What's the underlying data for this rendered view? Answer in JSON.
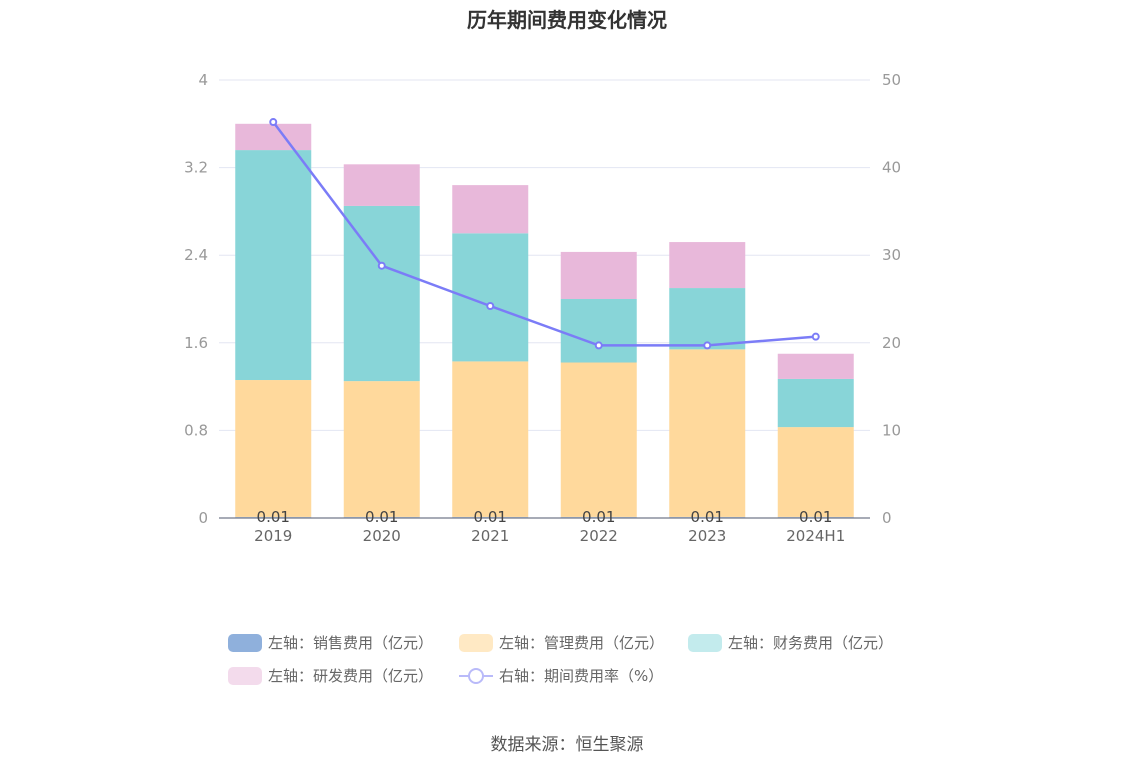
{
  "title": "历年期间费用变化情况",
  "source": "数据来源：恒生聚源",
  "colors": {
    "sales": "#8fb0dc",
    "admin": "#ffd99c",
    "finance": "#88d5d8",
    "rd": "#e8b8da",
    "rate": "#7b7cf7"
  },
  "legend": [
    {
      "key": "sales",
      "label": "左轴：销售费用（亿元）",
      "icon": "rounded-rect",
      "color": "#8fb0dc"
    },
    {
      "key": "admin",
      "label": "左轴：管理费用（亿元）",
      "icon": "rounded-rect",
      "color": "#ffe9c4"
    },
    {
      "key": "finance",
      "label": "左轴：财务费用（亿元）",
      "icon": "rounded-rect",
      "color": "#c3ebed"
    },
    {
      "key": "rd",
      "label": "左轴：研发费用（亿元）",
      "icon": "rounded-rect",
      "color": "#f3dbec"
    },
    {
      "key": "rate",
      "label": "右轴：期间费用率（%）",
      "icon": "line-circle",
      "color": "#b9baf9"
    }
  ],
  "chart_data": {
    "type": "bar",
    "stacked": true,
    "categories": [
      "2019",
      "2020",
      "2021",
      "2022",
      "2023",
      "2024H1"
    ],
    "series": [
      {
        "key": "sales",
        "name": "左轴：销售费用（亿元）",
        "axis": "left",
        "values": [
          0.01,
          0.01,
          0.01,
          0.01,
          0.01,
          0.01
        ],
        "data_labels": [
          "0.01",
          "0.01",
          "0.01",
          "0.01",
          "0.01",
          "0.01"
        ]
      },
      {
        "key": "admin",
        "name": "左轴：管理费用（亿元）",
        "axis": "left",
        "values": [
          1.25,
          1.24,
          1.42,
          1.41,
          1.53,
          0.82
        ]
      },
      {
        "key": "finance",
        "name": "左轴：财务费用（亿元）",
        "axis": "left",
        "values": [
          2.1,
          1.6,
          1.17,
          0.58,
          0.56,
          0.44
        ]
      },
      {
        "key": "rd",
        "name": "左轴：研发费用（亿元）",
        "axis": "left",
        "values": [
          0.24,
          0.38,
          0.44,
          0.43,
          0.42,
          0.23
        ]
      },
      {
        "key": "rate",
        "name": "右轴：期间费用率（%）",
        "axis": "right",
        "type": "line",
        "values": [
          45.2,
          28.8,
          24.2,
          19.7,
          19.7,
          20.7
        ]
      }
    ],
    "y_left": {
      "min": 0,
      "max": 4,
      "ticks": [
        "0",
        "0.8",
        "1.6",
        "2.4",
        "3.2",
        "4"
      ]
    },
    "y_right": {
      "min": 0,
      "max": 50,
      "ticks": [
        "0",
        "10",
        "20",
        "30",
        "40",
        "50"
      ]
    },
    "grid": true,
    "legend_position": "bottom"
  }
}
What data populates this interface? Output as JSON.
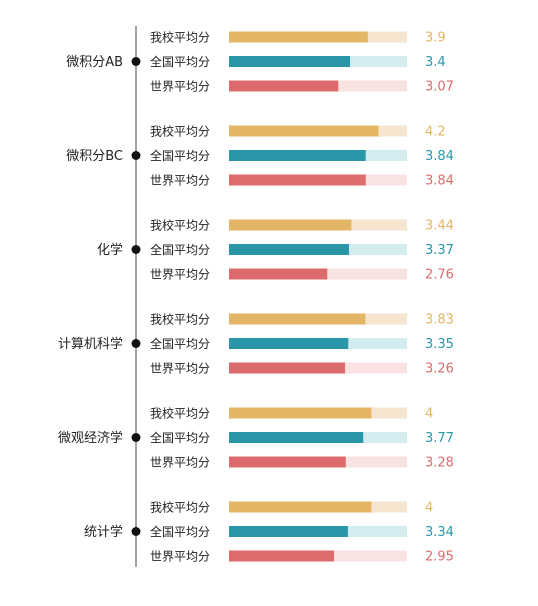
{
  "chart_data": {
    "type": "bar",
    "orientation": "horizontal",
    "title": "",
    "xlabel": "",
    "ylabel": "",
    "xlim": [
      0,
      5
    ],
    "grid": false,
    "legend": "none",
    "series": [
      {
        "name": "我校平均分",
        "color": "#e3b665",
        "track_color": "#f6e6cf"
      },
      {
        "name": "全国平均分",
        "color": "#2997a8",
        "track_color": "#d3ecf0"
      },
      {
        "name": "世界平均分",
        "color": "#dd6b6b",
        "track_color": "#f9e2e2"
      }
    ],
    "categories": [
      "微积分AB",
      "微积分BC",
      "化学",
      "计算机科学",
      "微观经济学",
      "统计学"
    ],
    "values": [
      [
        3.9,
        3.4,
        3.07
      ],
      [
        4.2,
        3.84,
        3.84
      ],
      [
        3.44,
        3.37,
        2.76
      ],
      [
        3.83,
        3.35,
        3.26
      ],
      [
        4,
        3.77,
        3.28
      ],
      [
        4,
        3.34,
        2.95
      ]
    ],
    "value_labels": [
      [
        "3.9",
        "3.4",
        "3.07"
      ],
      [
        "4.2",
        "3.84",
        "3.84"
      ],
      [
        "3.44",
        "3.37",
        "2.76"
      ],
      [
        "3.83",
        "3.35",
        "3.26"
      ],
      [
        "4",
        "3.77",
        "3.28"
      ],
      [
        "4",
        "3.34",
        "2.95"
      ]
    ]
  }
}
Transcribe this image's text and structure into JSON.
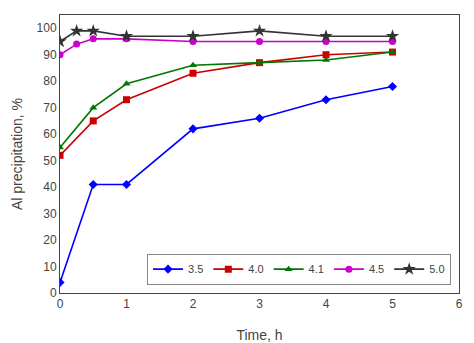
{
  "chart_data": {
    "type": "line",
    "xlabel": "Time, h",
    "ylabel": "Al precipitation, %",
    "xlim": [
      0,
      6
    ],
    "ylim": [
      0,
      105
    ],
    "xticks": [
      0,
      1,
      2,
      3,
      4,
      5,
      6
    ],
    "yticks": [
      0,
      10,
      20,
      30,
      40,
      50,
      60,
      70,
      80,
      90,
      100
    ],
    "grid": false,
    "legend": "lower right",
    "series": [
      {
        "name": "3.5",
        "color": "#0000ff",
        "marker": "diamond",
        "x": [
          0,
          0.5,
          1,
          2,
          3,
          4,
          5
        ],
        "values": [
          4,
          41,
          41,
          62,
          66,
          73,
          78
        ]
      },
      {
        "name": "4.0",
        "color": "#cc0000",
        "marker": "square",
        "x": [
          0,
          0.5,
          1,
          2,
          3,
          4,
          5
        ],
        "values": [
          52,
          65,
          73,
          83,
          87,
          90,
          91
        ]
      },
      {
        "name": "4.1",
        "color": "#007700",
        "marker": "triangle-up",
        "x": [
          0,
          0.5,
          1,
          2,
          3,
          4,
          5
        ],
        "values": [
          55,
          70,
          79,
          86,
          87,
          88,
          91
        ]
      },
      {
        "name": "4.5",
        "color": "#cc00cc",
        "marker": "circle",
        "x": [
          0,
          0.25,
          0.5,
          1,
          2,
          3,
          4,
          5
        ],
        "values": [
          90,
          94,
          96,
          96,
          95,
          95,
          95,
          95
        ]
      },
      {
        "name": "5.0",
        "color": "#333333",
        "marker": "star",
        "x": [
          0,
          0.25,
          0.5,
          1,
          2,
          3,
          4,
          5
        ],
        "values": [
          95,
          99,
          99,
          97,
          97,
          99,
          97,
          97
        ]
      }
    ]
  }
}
....
**TASK TO COMPLETE**
Drop the images and repeat the data exactly.

**ANSWER BELOW**
What's the underlying data for this rendered view? Answer in JSON.
{
  "title": "历年期间费用变化情况",
  "source": "数据来源：恒生聚源",
  "colors": {
    "sales": "#8fb0dc",
    "admin": "#ffd99c",
    "finance": "#88d5d8",
    "rd": "#e8b8da",
    "rate": "#7b7cf7"
  },
  "legend": [
    {
      "key": "sales",
      "label": "左轴：销售费用（亿元）",
      "icon": "rounded-rect",
      "color": "#8fb0dc"
    },
    {
      "key": "admin",
      "label": "左轴：管理费用（亿元）",
      "icon": "rounded-rect",
      "color": "#ffe9c4"
    },
    {
      "key": "finance",
      "label": "左轴：财务费用（亿元）",
      "icon": "rounded-rect",
      "color": "#c3ebed"
    },
    {
      "key": "rd",
      "label": "左轴：研发费用（亿元）",
      "icon": "rounded-rect",
      "color": "#f3dbec"
    },
    {
      "key": "rate",
      "label": "右轴：期间费用率（%）",
      "icon": "line-circle",
      "color": "#b9baf9"
    }
  ],
  "chart_data": {
    "type": "bar",
    "stacked": true,
    "categories": [
      "2019",
      "2020",
      "2021",
      "2022",
      "2023",
      "2024H1"
    ],
    "series": [
      {
        "key": "sales",
        "name": "左轴：销售费用（亿元）",
        "axis": "left",
        "values": [
          0.01,
          0.01,
          0.01,
          0.01,
          0.01,
          0.01
        ],
        "data_labels": [
          "0.01",
          "0.01",
          "0.01",
          "0.01",
          "0.01",
          "0.01"
        ]
      },
      {
        "key": "admin",
        "name": "左轴：管理费用（亿元）",
        "axis": "left",
        "values": [
          1.25,
          1.24,
          1.42,
          1.41,
          1.53,
          0.82
        ]
      },
      {
        "key": "finance",
        "name": "左轴：财务费用（亿元）",
        "axis": "left",
        "values": [
          2.1,
          1.6,
          1.17,
          0.58,
          0.56,
          0.44
        ]
      },
      {
        "key": "rd",
        "name": "左轴：研发费用（亿元）",
        "axis": "left",
        "values": [
          0.24,
          0.38,
          0.44,
          0.43,
          0.42,
          0.23
        ]
      },
      {
        "key": "rate",
        "name": "右轴：期间费用率（%）",
        "axis": "right",
        "type": "line",
        "values": [
          45.2,
          28.8,
          24.2,
          19.7,
          19.7,
          20.7
        ]
      }
    ],
    "y_left": {
      "min": 0,
      "max": 4,
      "ticks": [
        "0",
        "0.8",
        "1.6",
        "2.4",
        "3.2",
        "4"
      ]
    },
    "y_right": {
      "min": 0,
      "max": 50,
      "ticks": [
        "0",
        "10",
        "20",
        "30",
        "40",
        "50"
      ]
    },
    "grid": true,
    "legend_position": "bottom"
  }
}
What data populates this interface? Output as JSON.
{
  "chart_data": {
    "type": "bar",
    "orientation": "horizontal",
    "title": "",
    "xlabel": "",
    "ylabel": "",
    "xlim": [
      0,
      5
    ],
    "grid": false,
    "legend": "none",
    "series": [
      {
        "name": "我校平均分",
        "color": "#e3b665",
        "track_color": "#f6e6cf"
      },
      {
        "name": "全国平均分",
        "color": "#2997a8",
        "track_color": "#d3ecf0"
      },
      {
        "name": "世界平均分",
        "color": "#dd6b6b",
        "track_color": "#f9e2e2"
      }
    ],
    "categories": [
      "微积分AB",
      "微积分BC",
      "化学",
      "计算机科学",
      "微观经济学",
      "统计学"
    ],
    "values": [
      [
        3.9,
        3.4,
        3.07
      ],
      [
        4.2,
        3.84,
        3.84
      ],
      [
        3.44,
        3.37,
        2.76
      ],
      [
        3.83,
        3.35,
        3.26
      ],
      [
        4,
        3.77,
        3.28
      ],
      [
        4,
        3.34,
        2.95
      ]
    ],
    "value_labels": [
      [
        "3.9",
        "3.4",
        "3.07"
      ],
      [
        "4.2",
        "3.84",
        "3.84"
      ],
      [
        "3.44",
        "3.37",
        "2.76"
      ],
      [
        "3.83",
        "3.35",
        "3.26"
      ],
      [
        "4",
        "3.77",
        "3.28"
      ],
      [
        "4",
        "3.34",
        "2.95"
      ]
    ]
  }
}
Transcribe this image's text and structure into JSON.
{
  "chart_data": {
    "type": "line",
    "xlabel": "Time, h",
    "ylabel": "Al precipitation, %",
    "xlim": [
      0,
      6
    ],
    "ylim": [
      0,
      105
    ],
    "xticks": [
      0,
      1,
      2,
      3,
      4,
      5,
      6
    ],
    "yticks": [
      0,
      10,
      20,
      30,
      40,
      50,
      60,
      70,
      80,
      90,
      100
    ],
    "grid": false,
    "legend": "lower right",
    "series": [
      {
        "name": "3.5",
        "color": "#0000ff",
        "marker": "diamond",
        "x": [
          0,
          0.5,
          1,
          2,
          3,
          4,
          5
        ],
        "values": [
          4,
          41,
          41,
          62,
          66,
          73,
          78
        ]
      },
      {
        "name": "4.0",
        "color": "#cc0000",
        "marker": "square",
        "x": [
          0,
          0.5,
          1,
          2,
          3,
          4,
          5
        ],
        "values": [
          52,
          65,
          73,
          83,
          87,
          90,
          91
        ]
      },
      {
        "name": "4.1",
        "color": "#007700",
        "marker": "triangle-up",
        "x": [
          0,
          0.5,
          1,
          2,
          3,
          4,
          5
        ],
        "values": [
          55,
          70,
          79,
          86,
          87,
          88,
          91
        ]
      },
      {
        "name": "4.5",
        "color": "#cc00cc",
        "marker": "circle",
        "x": [
          0,
          0.25,
          0.5,
          1,
          2,
          3,
          4,
          5
        ],
        "values": [
          90,
          94,
          96,
          96,
          95,
          95,
          95,
          95
        ]
      },
      {
        "name": "5.0",
        "color": "#333333",
        "marker": "star",
        "x": [
          0,
          0.25,
          0.5,
          1,
          2,
          3,
          4,
          5
        ],
        "values": [
          95,
          99,
          99,
          97,
          97,
          99,
          97,
          97
        ]
      }
    ]
  }
}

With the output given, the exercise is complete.